═══ MATERIAL PROVIDED ═══
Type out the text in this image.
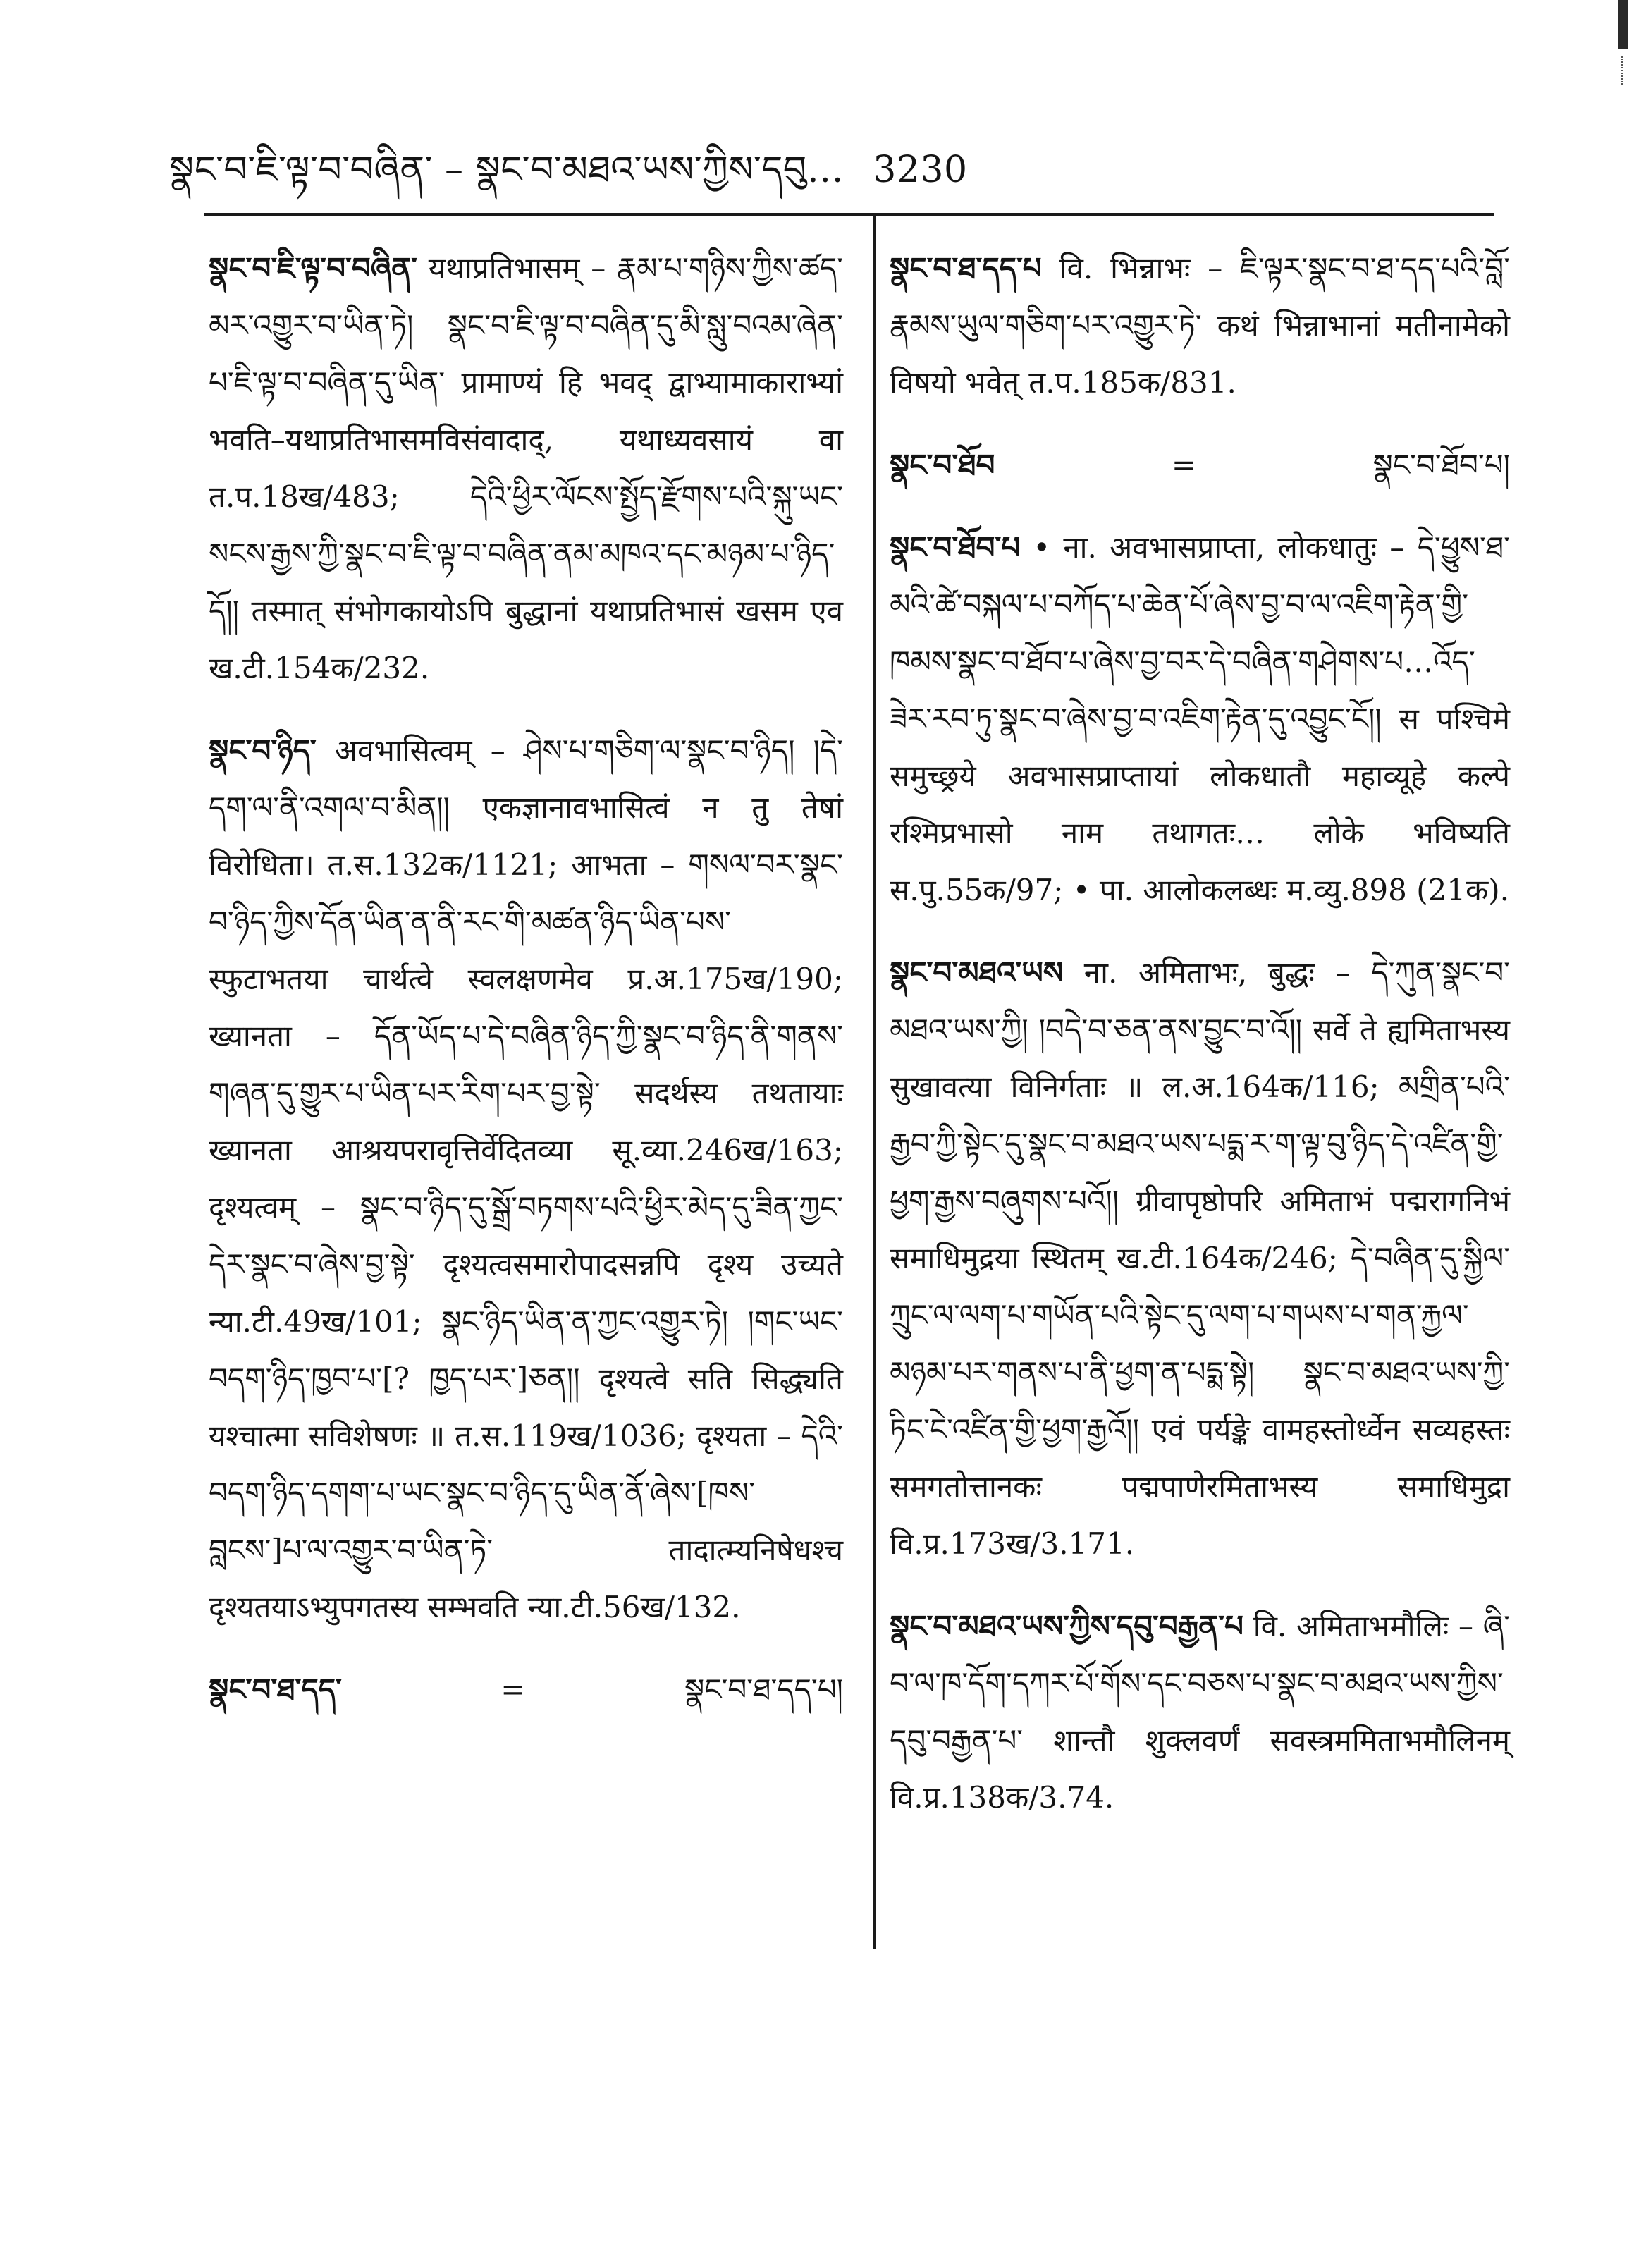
སྣང་བ་ཇི་ལྟ་བ་བཞིན་ – སྣང་བ་མཐའ་ཡས་ཀྱིས་དབུ… 3230
སྣང་བ་ཇི་ལྟ་བ་བཞིན་ यथाप्रतिभासम् – རྣམ་པ་གཉིས་ཀྱིས་ཚད་མར་འགྱུར་བ་ཡིན་ཏེ། སྣང་བ་ཇི་ལྟ་བ་བཞིན་དུ་མི་སླུ་བའམ་ཞེན་པ་ཇི་ལྟ་བ་བཞིན་དུ་ཡིན་ प्रामाण्यं हि भवद् द्वाभ्यामाकाराभ्यां भवति–यथाप्रतिभासमविसंवादाद्, यथाध्यवसायं वा त.प.18ख/483; དེའི་ཕྱིར་ལོངས་སྤྱོད་རྫོགས་པའི་སྐུ་ཡང་སངས་རྒྱས་ཀྱི་སྣང་བ་ཇི་ལྟ་བ་བཞིན་ནམ་མཁའ་དང་མཉམ་པ་ཉིད་དོ།། तस्मात् संभोगकायोऽपि बुद्धानां यथाप्रतिभासं खसम एव ख.टी.154क/232.
སྣང་བ་ཉིད་ अवभासित्वम् – ཤེས་པ་གཅིག་ལ་སྣང་བ་ཉིད། །དེ་དག་ལ་ནི་འགལ་བ་མིན།། एकज्ञानावभासित्वं न तु तेषां विरोधिता। त.स.132क/1121; आभता – གསལ་བར་སྣང་བ་ཉིད་ཀྱིས་དོན་ཡིན་ན་ནི་རང་གི་མཚན་ཉིད་ཡིན་པས་ स्फुटाभतया चार्थत्वे स्वलक्षणमेव प्र.अ.175ख/190; ख्यानता – དོན་ཡོད་པ་དེ་བཞིན་ཉིད་ཀྱི་སྣང་བ་ཉིད་ནི་གནས་གཞན་དུ་གྱུར་པ་ཡིན་པར་རིག་པར་བྱ་སྟེ་ सदर्थस्य तथतायाः ख्यानता आश्रयपरावृत्तिर्वेदितव्या सू.व्या.246ख/163; दृश्यत्वम् – སྣང་བ་ཉིད་དུ་སྒྲོ་བཏགས་པའི་ཕྱིར་མེད་དུ་ཟིན་ཀྱང་དེར་སྣང་བ་ཞེས་བྱ་སྟེ་ दृश्यत्वसमारोपादसन्नपि दृश्य उच्यते न्या.टी.49ख/101; སྣང་ཉིད་ཡིན་ན་ཀྱང་འགྱུར་ཏེ། །གང་ཡང་བདག་ཉིད་ཁྱབ་པ་[? ཁྱད་པར་]ཅན།། दृश्यत्वे सति सिद्ध्यति यश्चात्मा सविशेषणः ॥ त.स.119ख/1036; दृश्यता – དེའི་བདག་ཉིད་དགག་པ་ཡང་སྣང་བ་ཉིད་དུ་ཡིན་ནོ་ཞེས་[ཁས་བླངས་]པ་ལ་འགྱུར་བ་ཡིན་ཏེ་ तादात्म्यनिषेधश्च दृश्यतयाऽभ्युपगतस्य सम्भवति न्या.टी.56ख/132.
སྣང་བ་ཐ་དད་	=	སྣང་བ་ཐ་དད་པ།
སྣང་བ་ཐ་དད་པ वि. भिन्नाभः – ཇི་ལྟར་སྣང་བ་ཐ་དད་པའི་བློ་རྣམས་ཡུལ་གཅིག་པར་འགྱུར་ཏེ་ कथं भिन्नाभानां मतीनामेको विषयो भवेत् त.प.185क/831.
སྣང་བ་ཐོབ	=	སྣང་བ་ཐོབ་པ།
སྣང་བ་ཐོབ་པ • ना. अवभासप्राप्ता, लोकधातुः – དེ་ཕྱུས་ཐ་མའི་ཚེ་བསྐལ་པ་བཀོད་པ་ཆེན་པོ་ཞེས་བྱ་བ་ལ་འཇིག་རྟེན་གྱི་ཁམས་སྣང་བ་ཐོབ་པ་ཞེས་བྱ་བར་དེ་བཞིན་གཤེགས་པ…འོད་ཟེར་རབ་ཏུ་སྣང་བ་ཞེས་བྱ་བ་འཇིག་རྟེན་དུ་འབྱུང་ངོ།། स पश्चिमे समुच्छ्रये अवभासप्राप्तायां लोकधातौ महाव्यूहे कल्पे रश्मिप्रभासो नाम तथागतः… लोके भविष्यति स.पु.55क/97; • पा. आलोकलब्धः म.व्यु.898 (21क).
སྣང་བ་མཐའ་ཡས ना. अमिताभः, बुद्धः – དེ་ཀུན་སྣང་བ་མཐའ་ཡས་ཀྱི། །བདེ་བ་ཅན་ནས་བྱུང་བ་འོ།། सर्वे ते ह्यमिताभस्य सुखावत्या विनिर्गताः ॥ ल.अ.164क/116; མགྲིན་པའི་རྒྱབ་ཀྱི་སྟེང་དུ་སྣང་བ་མཐའ་ཡས་པདྨ་ར་ག་ལྟ་བུ་ཉིད་དེ་འཛིན་གྱི་ཕྱག་རྒྱས་བཞུགས་པའོ།། ग्रीवापृष्ठोपरि अमिताभं पद्मरागनिभं समाधिमुद्रया स्थितम् ख.टी.164क/246; དེ་བཞིན་དུ་སྐྱིལ་ཀྲུང་ལ་ལག་པ་གཡོན་པའི་སྟེང་དུ་ལག་པ་གཡས་པ་གན་རྐྱལ་མཉམ་པར་གནས་པ་ནི་ཕྱག་ན་པདྨ་སྟེ། སྣང་བ་མཐའ་ཡས་ཀྱི་ཏིང་ངེ་འཛིན་གྱི་ཕྱག་རྒྱའོ།། एवं पर्यङ्के वामहस्तोर्ध्वेन सव्यहस्तः समगतोत्तानकः पद्मपाणेरमिताभस्य समाधिमुद्रा वि.प्र.173ख/3.171.
སྣང་བ་མཐའ་ཡས་ཀྱིས་དབུ་བརྒྱན་པ वि. अमिताभमौलिः – ཞི་བ་ལ་ཁ་དོག་དཀར་པོ་གོས་དང་བཅས་པ་སྣང་བ་མཐའ་ཡས་ཀྱིས་དབུ་བརྒྱན་པ་ शान्तौ शुक्लवर्णं सवस्त्रममिताभमौलिनम् वि.प्र.138क/3.74.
═══
__THE TASK__
Copy all of the entries verbatim, leaving out any pictures they contain.

__SOLUTION FOR THIS PROBLEM__
Type out the text in this image.
སྣང་བ་ཇི་ལྟ་བ་བཞིན་ – སྣང་བ་མཐའ་ཡས་ཀྱིས་དབུ… 3230
སྣང་བ་ཇི་ལྟ་བ་བཞིན་ यथाप्रतिभासम् – རྣམ་པ་གཉིས་ཀྱིས་ཚད་མར་འགྱུར་བ་ཡིན་ཏེ། སྣང་བ་ཇི་ལྟ་བ་བཞིན་དུ་མི་སླུ་བའམ་ཞེན་པ་ཇི་ལྟ་བ་བཞིན་དུ་ཡིན་ प्रामाण्यं हि भवद् द्वाभ्यामाकाराभ्यां भवति–यथाप्रतिभासमविसंवादाद्, यथाध्यवसायं वा त.प.18ख/483; དེའི་ཕྱིར་ལོངས་སྤྱོད་རྫོགས་པའི་སྐུ་ཡང་སངས་རྒྱས་ཀྱི་སྣང་བ་ཇི་ལྟ་བ་བཞིན་ནམ་མཁའ་དང་མཉམ་པ་ཉིད་དོ།། तस्मात् संभोगकायोऽपि बुद्धानां यथाप्रतिभासं खसम एव ख.टी.154क/232.
སྣང་བ་ཉིད་ अवभासित्वम् – ཤེས་པ་གཅིག་ལ་སྣང་བ་ཉིད། །དེ་དག་ལ་ནི་འགལ་བ་མིན།། एकज्ञानावभासित्वं न तु तेषां विरोधिता। त.स.132क/1121; आभता – གསལ་བར་སྣང་བ་ཉིད་ཀྱིས་དོན་ཡིན་ན་ནི་རང་གི་མཚན་ཉིད་ཡིན་པས་ स्फुटाभतया चार्थत्वे स्वलक्षणमेव प्र.अ.175ख/190; ख्यानता – དོན་ཡོད་པ་དེ་བཞིན་ཉིད་ཀྱི་སྣང་བ་ཉིད་ནི་གནས་གཞན་དུ་གྱུར་པ་ཡིན་པར་རིག་པར་བྱ་སྟེ་ सदर्थस्य तथतायाः ख्यानता आश्रयपरावृत्तिर्वेदितव्या सू.व्या.246ख/163; दृश्यत्वम् – སྣང་བ་ཉིད་དུ་སྒྲོ་བཏགས་པའི་ཕྱིར་མེད་དུ་ཟིན་ཀྱང་དེར་སྣང་བ་ཞེས་བྱ་སྟེ་ दृश्यत्वसमारोपादसन्नपि दृश्य उच्यते न्या.टी.49ख/101; སྣང་ཉིད་ཡིན་ན་ཀྱང་འགྱུར་ཏེ། །གང་ཡང་བདག་ཉིད་ཁྱབ་པ་[? ཁྱད་པར་]ཅན།། दृश्यत्वे सति सिद्ध्यति यश्चात्मा सविशेषणः ॥ त.स.119ख/1036; दृश्यता – དེའི་བདག་ཉིད་དགག་པ་ཡང་སྣང་བ་ཉིད་དུ་ཡིན་ནོ་ཞེས་[ཁས་བླངས་]པ་ལ་འགྱུར་བ་ཡིན་ཏེ་ तादात्म्यनिषेधश्च दृश्यतयाऽभ्युपगतस्य सम्भवति न्या.टी.56ख/132.
སྣང་བ་ཐ་དད་	=	སྣང་བ་ཐ་དད་པ།
སྣང་བ་ཐ་དད་པ वि. भिन्नाभः – ཇི་ལྟར་སྣང་བ་ཐ་དད་པའི་བློ་རྣམས་ཡུལ་གཅིག་པར་འགྱུར་ཏེ་ कथं भिन्नाभानां मतीनामेको विषयो भवेत् त.प.185क/831.
སྣང་བ་ཐོབ	=	སྣང་བ་ཐོབ་པ།
སྣང་བ་ཐོབ་པ • ना. अवभासप्राप्ता, लोकधातुः – དེ་ཕྱུས་ཐ་མའི་ཚེ་བསྐལ་པ་བཀོད་པ་ཆེན་པོ་ཞེས་བྱ་བ་ལ་འཇིག་རྟེན་གྱི་ཁམས་སྣང་བ་ཐོབ་པ་ཞེས་བྱ་བར་དེ་བཞིན་གཤེགས་པ…འོད་ཟེར་རབ་ཏུ་སྣང་བ་ཞེས་བྱ་བ་འཇིག་རྟེན་དུ་འབྱུང་ངོ།། स पश्चिमे समुच्छ्रये अवभासप्राप्तायां लोकधातौ महाव्यूहे कल्पे रश्मिप्रभासो नाम तथागतः… लोके भविष्यति स.पु.55क/97; • पा. आलोकलब्धः म.व्यु.898 (21क).
སྣང་བ་མཐའ་ཡས ना. अमिताभः, बुद्धः – དེ་ཀུན་སྣང་བ་མཐའ་ཡས་ཀྱི། །བདེ་བ་ཅན་ནས་བྱུང་བ་འོ།། सर्वे ते ह्यमिताभस्य सुखावत्या विनिर्गताः ॥ ल.अ.164क/116; མགྲིན་པའི་རྒྱབ་ཀྱི་སྟེང་དུ་སྣང་བ་མཐའ་ཡས་པདྨ་ར་ག་ལྟ་བུ་ཉིད་དེ་འཛིན་གྱི་ཕྱག་རྒྱས་བཞུགས་པའོ།། ग्रीवापृष्ठोपरि अमिताभं पद्मरागनिभं समाधिमुद्रया स्थितम् ख.टी.164क/246; དེ་བཞིན་དུ་སྐྱིལ་ཀྲུང་ལ་ལག་པ་གཡོན་པའི་སྟེང་དུ་ལག་པ་གཡས་པ་གན་རྐྱལ་མཉམ་པར་གནས་པ་ནི་ཕྱག་ན་པདྨ་སྟེ། སྣང་བ་མཐའ་ཡས་ཀྱི་ཏིང་ངེ་འཛིན་གྱི་ཕྱག་རྒྱའོ།། एवं पर्यङ्के वामहस्तोर्ध्वेन सव्यहस्तः समगतोत्तानकः पद्मपाणेरमिताभस्य समाधिमुद्रा वि.प्र.173ख/3.171.
སྣང་བ་མཐའ་ཡས་ཀྱིས་དབུ་བརྒྱན་པ वि. अमिताभमौलिः – ཞི་བ་ལ་ཁ་དོག་དཀར་པོ་གོས་དང་བཅས་པ་སྣང་བ་མཐའ་ཡས་ཀྱིས་དབུ་བརྒྱན་པ་ शान्तौ शुक्लवर्णं सवस्त्रममिताभमौलिनम् वि.प्र.138क/3.74.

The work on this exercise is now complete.